Work to complete = Select from the records below every line that has the word "Pistoia" in it.

--- begin Listing ---

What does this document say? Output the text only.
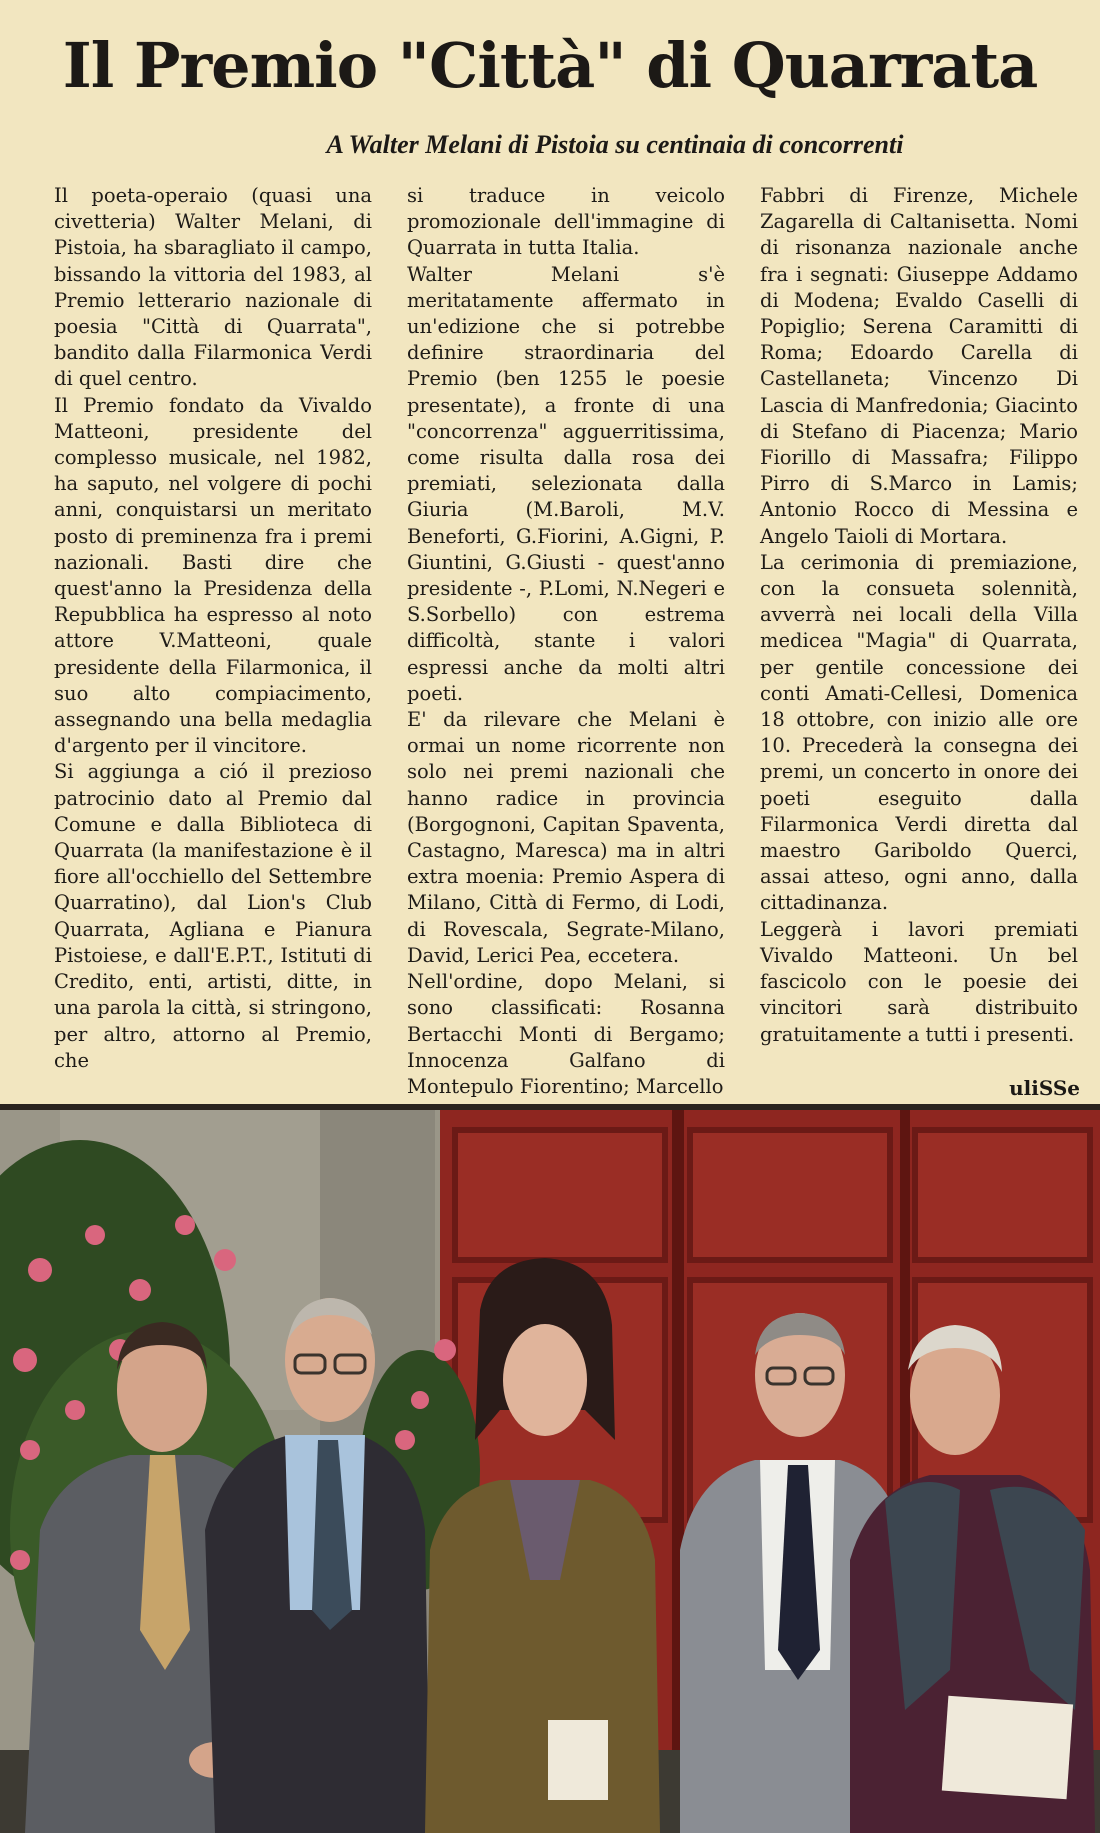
Il Premio "Città" di Quarrata
A Walter Melani di Pistoia su centinaia di concorrenti

Il poeta-operaio (quasi una civetteria) Walter Melani, di Pistoia, ha sbaragliato il campo, bissando la vittoria del 1983, al Premio letterario nazionale di poesia "Città di Quarrata", bandito dalla Filarmonica Verdi di quel centro.

Il Premio fondato da Vivaldo Matteoni, presidente del complesso musicale, nel 1982, ha saputo, nel volgere di pochi anni, conquistarsi un meritato posto di preminenza fra i premi nazionali. Basti dire che quest'anno la Presidenza della Repubblica ha espresso al noto attore V.Matteoni, quale presidente della Filarmonica, il suo alto compiacimento, assegnando una bella medaglia d'argento per il vincitore.

Si aggiunga a ció il prezioso patrocinio dato al Premio dal Comune e dalla Biblioteca di Quarrata (la manifestazione è il fiore all'occhiello del Settembre Quarratino), dal Lion's Club Quarrata, Agliana e Pianura Pistoiese, e dall'E.P.T., Istituti di Credito, enti, artisti, ditte, in una parola la città, si stringono, per altro, attorno al Premio, che

si traduce in veicolo promozionale dell'immagine di Quarrata in tutta Italia.

Walter Melani s'è meritatamente affermato in un'edizione che si potrebbe definire straordinaria del Premio (ben 1255 le poesie presentate), a fronte di una "concorrenza" agguerritissima, come risulta dalla rosa dei premiati, selezionata dalla Giuria (M.Baroli, M.V. Beneforti, G.Fiorini, A.Gigni, P. Giuntini, G.Giusti - quest'anno presidente -, P.Lomi, N.Negeri e S.Sorbello) con estrema difficoltà, stante i valori espressi anche da molti altri poeti.

E' da rilevare che Melani è ormai un nome ricorrente non solo nei premi nazionali che hanno radice in provincia (Borgognoni, Capitan Spaventa, Castagno, Maresca) ma in altri extra moenia: Premio Aspera di Milano, Città di Fermo, di Lodi, di Rovescala, Segrate-Milano, David, Lerici Pea, eccetera.

Nell'ordine, dopo Melani, si sono classificati: Rosanna Bertacchi Monti di Bergamo; Innocenza Galfano di Montepulo Fiorentino; Marcello

Fabbri di Firenze, Michele Zagarella di Caltanisetta. Nomi di risonanza nazionale anche fra i segnati: Giuseppe Addamo di Modena; Evaldo Caselli di Popiglio; Serena Caramitti di Roma; Edoardo Carella di Castellaneta; Vincenzo Di Lascia di Manfredonia; Giacinto di Stefano di Piacenza; Mario Fiorillo di Massafra; Filippo Pirro di S.Marco in Lamis; Antonio Rocco di Messina e Angelo Taioli di Mortara.

La cerimonia di premiazione, con la consueta solennità, avverrà nei locali della Villa medicea "Magia" di Quarrata, per gentile concessione dei conti Amati-Cellesi, Domenica 18 ottobre, con inizio alle ore 10. Precederà la consegna dei premi, un concerto in onore dei poeti eseguito dalla Filarmonica Verdi diretta dal maestro Gariboldo Querci, assai atteso, ogni anno, dalla cittadinanza.

Leggerà i lavori premiati Vivaldo Matteoni. Un bel fascicolo con le poesie dei vincitori sarà distribuito gratuitamente a tutti i presenti.

uliSSe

--- end Listing ---

Correct response =
A Walter Melani di Pistoia su centinaia di concorrenti
Il poeta-operaio (quasi una civetteria) Walter Melani, di Pistoia, ha sbaragliato il campo, bissando la vittoria del 1983, al Premio letterario nazionale di poesia "Città di Quarrata", bandito dalla Filarmonica Verdi di quel centro.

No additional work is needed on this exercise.